THE DATA Block Start
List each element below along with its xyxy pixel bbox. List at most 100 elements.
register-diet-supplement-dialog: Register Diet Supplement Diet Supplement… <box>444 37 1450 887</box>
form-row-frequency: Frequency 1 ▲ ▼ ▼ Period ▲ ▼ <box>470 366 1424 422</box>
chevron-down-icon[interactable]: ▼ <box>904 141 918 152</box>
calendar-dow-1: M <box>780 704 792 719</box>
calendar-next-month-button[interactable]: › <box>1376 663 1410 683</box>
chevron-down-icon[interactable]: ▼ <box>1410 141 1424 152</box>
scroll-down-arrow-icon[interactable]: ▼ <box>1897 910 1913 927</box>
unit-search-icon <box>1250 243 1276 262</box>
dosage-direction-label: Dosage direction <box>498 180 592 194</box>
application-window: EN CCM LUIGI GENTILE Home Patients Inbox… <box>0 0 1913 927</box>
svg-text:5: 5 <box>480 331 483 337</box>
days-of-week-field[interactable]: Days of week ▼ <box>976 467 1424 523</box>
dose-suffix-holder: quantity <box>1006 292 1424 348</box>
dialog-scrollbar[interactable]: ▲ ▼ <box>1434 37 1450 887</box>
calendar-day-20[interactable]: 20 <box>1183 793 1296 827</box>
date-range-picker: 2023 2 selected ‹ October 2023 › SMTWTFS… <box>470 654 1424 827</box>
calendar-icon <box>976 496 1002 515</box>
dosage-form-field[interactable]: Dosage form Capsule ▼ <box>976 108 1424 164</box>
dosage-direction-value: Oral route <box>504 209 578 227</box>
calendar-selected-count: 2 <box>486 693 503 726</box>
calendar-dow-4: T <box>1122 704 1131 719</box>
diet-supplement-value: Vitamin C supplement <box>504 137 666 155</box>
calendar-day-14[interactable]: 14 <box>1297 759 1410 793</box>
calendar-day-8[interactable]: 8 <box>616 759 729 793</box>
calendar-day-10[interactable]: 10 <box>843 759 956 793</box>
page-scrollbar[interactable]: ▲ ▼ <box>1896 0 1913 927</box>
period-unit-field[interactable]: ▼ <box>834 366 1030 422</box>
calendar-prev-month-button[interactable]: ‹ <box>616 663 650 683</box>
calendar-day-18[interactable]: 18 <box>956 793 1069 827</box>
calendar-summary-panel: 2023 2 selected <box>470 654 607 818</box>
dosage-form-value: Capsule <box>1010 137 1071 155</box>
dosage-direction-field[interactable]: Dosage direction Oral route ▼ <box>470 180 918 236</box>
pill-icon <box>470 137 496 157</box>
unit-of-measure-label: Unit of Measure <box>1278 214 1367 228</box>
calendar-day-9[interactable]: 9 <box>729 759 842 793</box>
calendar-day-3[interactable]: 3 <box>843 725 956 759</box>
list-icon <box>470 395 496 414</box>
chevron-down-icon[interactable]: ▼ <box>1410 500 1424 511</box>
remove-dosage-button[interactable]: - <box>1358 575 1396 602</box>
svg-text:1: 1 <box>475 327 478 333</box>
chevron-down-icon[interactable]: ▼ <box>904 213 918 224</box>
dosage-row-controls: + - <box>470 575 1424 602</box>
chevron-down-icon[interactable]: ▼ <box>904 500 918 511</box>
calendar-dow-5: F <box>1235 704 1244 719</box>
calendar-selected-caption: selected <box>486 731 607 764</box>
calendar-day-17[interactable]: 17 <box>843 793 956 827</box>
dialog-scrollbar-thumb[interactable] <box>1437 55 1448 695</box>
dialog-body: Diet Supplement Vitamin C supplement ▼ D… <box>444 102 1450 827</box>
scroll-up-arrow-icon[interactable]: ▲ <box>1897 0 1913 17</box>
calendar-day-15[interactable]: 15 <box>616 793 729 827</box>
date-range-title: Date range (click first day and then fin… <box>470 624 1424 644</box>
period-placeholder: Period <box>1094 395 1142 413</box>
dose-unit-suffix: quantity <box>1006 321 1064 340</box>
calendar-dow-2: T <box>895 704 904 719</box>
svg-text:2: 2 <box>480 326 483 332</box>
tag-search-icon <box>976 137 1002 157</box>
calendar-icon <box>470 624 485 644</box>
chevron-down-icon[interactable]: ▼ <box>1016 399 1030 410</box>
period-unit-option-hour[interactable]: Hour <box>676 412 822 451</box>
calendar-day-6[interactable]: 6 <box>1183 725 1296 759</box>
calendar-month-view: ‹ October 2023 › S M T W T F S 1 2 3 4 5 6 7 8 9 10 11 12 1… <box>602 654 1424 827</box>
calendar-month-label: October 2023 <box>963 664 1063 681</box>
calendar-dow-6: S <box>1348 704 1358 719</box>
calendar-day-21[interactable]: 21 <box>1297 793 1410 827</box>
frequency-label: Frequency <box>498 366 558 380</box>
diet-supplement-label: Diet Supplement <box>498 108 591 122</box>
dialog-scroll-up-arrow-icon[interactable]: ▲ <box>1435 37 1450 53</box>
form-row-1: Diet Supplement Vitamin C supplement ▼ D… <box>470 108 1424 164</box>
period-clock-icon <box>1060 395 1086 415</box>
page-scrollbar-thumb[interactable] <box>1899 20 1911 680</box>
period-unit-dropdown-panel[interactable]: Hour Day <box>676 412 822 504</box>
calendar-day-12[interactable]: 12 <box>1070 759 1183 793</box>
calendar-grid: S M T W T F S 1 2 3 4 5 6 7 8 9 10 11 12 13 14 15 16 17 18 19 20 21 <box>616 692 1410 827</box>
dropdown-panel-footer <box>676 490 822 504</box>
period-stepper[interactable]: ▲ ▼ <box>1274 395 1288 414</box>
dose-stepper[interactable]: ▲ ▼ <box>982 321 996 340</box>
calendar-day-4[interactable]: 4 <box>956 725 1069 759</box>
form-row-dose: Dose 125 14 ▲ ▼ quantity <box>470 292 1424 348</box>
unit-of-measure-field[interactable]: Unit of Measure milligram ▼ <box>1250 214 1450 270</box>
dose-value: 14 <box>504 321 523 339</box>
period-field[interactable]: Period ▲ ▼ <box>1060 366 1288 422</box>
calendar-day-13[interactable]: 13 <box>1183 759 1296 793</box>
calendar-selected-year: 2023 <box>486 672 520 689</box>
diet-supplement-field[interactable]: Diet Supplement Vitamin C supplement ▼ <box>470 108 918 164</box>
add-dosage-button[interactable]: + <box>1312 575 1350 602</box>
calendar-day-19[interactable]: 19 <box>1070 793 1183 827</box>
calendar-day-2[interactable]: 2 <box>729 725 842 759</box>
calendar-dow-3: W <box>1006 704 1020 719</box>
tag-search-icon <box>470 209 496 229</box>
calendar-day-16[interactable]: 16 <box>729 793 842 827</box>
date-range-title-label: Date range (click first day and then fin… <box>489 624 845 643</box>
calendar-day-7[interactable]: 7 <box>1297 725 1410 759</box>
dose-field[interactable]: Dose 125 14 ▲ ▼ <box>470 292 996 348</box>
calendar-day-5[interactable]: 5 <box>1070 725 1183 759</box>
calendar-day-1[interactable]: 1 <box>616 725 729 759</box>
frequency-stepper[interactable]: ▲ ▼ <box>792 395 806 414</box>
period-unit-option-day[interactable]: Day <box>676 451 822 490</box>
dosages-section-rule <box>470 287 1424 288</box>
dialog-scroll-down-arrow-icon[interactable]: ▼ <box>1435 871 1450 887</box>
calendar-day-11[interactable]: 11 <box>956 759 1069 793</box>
THE DATA Block End
◆ WHAT YOU HAVE TO DO ◆
The records shown above should be given again word for word.

◆ RESPONSE TO THIS TASK ◆
List each element below along with its xyxy pixel bbox. List at most 100 elements.
register-diet-supplement-dialog: Register Diet Supplement Diet Supplement… <box>444 37 1450 887</box>
form-row-frequency: Frequency 1 ▲ ▼ ▼ Period ▲ ▼ <box>470 366 1424 422</box>
chevron-down-icon[interactable]: ▼ <box>904 141 918 152</box>
calendar-dow-1: M <box>780 704 792 719</box>
calendar-next-month-button[interactable]: › <box>1376 663 1410 683</box>
chevron-down-icon[interactable]: ▼ <box>1410 141 1424 152</box>
scroll-down-arrow-icon[interactable]: ▼ <box>1897 910 1913 927</box>
unit-search-icon <box>1250 243 1276 262</box>
dosage-direction-label: Dosage direction <box>498 180 592 194</box>
application-window: EN CCM LUIGI GENTILE Home Patients Inbox… <box>0 0 1913 927</box>
svg-text:5: 5 <box>480 331 483 337</box>
days-of-week-field[interactable]: Days of week ▼ <box>976 467 1424 523</box>
dose-suffix-holder: quantity <box>1006 292 1424 348</box>
dialog-scrollbar[interactable]: ▲ ▼ <box>1434 37 1450 887</box>
calendar-day-20[interactable]: 20 <box>1183 793 1296 827</box>
date-range-picker: 2023 2 selected ‹ October 2023 › SMTWTFS… <box>470 654 1424 827</box>
calendar-icon <box>976 496 1002 515</box>
dosage-form-field[interactable]: Dosage form Capsule ▼ <box>976 108 1424 164</box>
dosage-direction-value: Oral route <box>504 209 578 227</box>
calendar-selected-count: 2 <box>486 693 503 726</box>
calendar-dow-4: T <box>1122 704 1131 719</box>
diet-supplement-value: Vitamin C supplement <box>504 137 666 155</box>
calendar-day-14[interactable]: 14 <box>1297 759 1410 793</box>
calendar-day-8[interactable]: 8 <box>616 759 729 793</box>
calendar-day-10[interactable]: 10 <box>843 759 956 793</box>
page-scrollbar[interactable]: ▲ ▼ <box>1896 0 1913 927</box>
period-unit-field[interactable]: ▼ <box>834 366 1030 422</box>
calendar-prev-month-button[interactable]: ‹ <box>616 663 650 683</box>
calendar-day-18[interactable]: 18 <box>956 793 1069 827</box>
calendar-summary-panel: 2023 2 selected <box>470 654 607 818</box>
dosage-form-value: Capsule <box>1010 137 1071 155</box>
dosage-direction-field[interactable]: Dosage direction Oral route ▼ <box>470 180 918 236</box>
pill-icon <box>470 137 496 157</box>
unit-of-measure-label: Unit of Measure <box>1278 214 1367 228</box>
calendar-day-9[interactable]: 9 <box>729 759 842 793</box>
calendar-day-3[interactable]: 3 <box>843 725 956 759</box>
list-icon <box>470 395 496 414</box>
chevron-down-icon[interactable]: ▼ <box>1410 500 1424 511</box>
remove-dosage-button[interactable]: - <box>1358 575 1396 602</box>
svg-text:1: 1 <box>475 327 478 333</box>
chevron-down-icon[interactable]: ▼ <box>904 213 918 224</box>
dosage-row-controls: + - <box>470 575 1424 602</box>
chevron-down-icon[interactable]: ▼ <box>904 500 918 511</box>
calendar-dow-5: F <box>1235 704 1244 719</box>
calendar-selected-caption: selected <box>486 731 607 764</box>
calendar-day-17[interactable]: 17 <box>843 793 956 827</box>
dialog-scrollbar-thumb[interactable] <box>1437 55 1448 695</box>
dialog-body: Diet Supplement Vitamin C supplement ▼ D… <box>444 102 1450 827</box>
scroll-up-arrow-icon[interactable]: ▲ <box>1897 0 1913 17</box>
calendar-day-15[interactable]: 15 <box>616 793 729 827</box>
date-range-title: Date range (click first day and then fin… <box>470 624 1424 644</box>
period-placeholder: Period <box>1094 395 1142 413</box>
dose-unit-suffix: quantity <box>1006 321 1064 340</box>
calendar-dow-2: T <box>895 704 904 719</box>
svg-text:2: 2 <box>480 326 483 332</box>
tag-search-icon <box>976 137 1002 157</box>
calendar-icon <box>470 624 485 644</box>
chevron-down-icon[interactable]: ▼ <box>1016 399 1030 410</box>
period-unit-option-hour[interactable]: Hour <box>676 412 822 451</box>
calendar-day-6[interactable]: 6 <box>1183 725 1296 759</box>
calendar-month-view: ‹ October 2023 › S M T W T F S 1 2 3 4 5 6 7 8 9 10 11 12 1… <box>602 654 1424 827</box>
calendar-month-label: October 2023 <box>963 664 1063 681</box>
calendar-dow-6: S <box>1348 704 1358 719</box>
calendar-day-21[interactable]: 21 <box>1297 793 1410 827</box>
frequency-label: Frequency <box>498 366 558 380</box>
diet-supplement-label: Diet Supplement <box>498 108 591 122</box>
dialog-scroll-up-arrow-icon[interactable]: ▲ <box>1435 37 1450 53</box>
form-row-1: Diet Supplement Vitamin C supplement ▼ D… <box>470 108 1424 164</box>
period-clock-icon <box>1060 395 1086 415</box>
page-scrollbar-thumb[interactable] <box>1899 20 1911 680</box>
period-unit-dropdown-panel[interactable]: Hour Day <box>676 412 822 504</box>
calendar-day-12[interactable]: 12 <box>1070 759 1183 793</box>
calendar-grid: S M T W T F S 1 2 3 4 5 6 7 8 9 10 11 12 13 14 15 16 17 18 19 20 21 <box>616 692 1410 827</box>
dropdown-panel-footer <box>676 490 822 504</box>
period-stepper[interactable]: ▲ ▼ <box>1274 395 1288 414</box>
dose-stepper[interactable]: ▲ ▼ <box>982 321 996 340</box>
calendar-day-4[interactable]: 4 <box>956 725 1069 759</box>
form-row-dose: Dose 125 14 ▲ ▼ quantity <box>470 292 1424 348</box>
unit-of-measure-field[interactable]: Unit of Measure milligram ▼ <box>1250 214 1450 270</box>
dose-value: 14 <box>504 321 523 339</box>
period-field[interactable]: Period ▲ ▼ <box>1060 366 1288 422</box>
calendar-day-13[interactable]: 13 <box>1183 759 1296 793</box>
calendar-selected-year: 2023 <box>486 672 520 689</box>
diet-supplement-field[interactable]: Diet Supplement Vitamin C supplement ▼ <box>470 108 918 164</box>
add-dosage-button[interactable]: + <box>1312 575 1350 602</box>
calendar-day-19[interactable]: 19 <box>1070 793 1183 827</box>
calendar-day-2[interactable]: 2 <box>729 725 842 759</box>
calendar-dow-3: W <box>1006 704 1020 719</box>
tag-search-icon <box>470 209 496 229</box>
calendar-day-16[interactable]: 16 <box>729 793 842 827</box>
date-range-title-label: Date range (click first day and then fin… <box>489 624 845 643</box>
calendar-day-7[interactable]: 7 <box>1297 725 1410 759</box>
dose-field[interactable]: Dose 125 14 ▲ ▼ <box>470 292 996 348</box>
calendar-day-5[interactable]: 5 <box>1070 725 1183 759</box>
calendar-day-1[interactable]: 1 <box>616 725 729 759</box>
frequency-stepper[interactable]: ▲ ▼ <box>792 395 806 414</box>
period-unit-option-day[interactable]: Day <box>676 451 822 490</box>
dosages-section-rule <box>470 287 1424 288</box>
dialog-scroll-down-arrow-icon[interactable]: ▼ <box>1435 871 1450 887</box>
calendar-day-11[interactable]: 11 <box>956 759 1069 793</box>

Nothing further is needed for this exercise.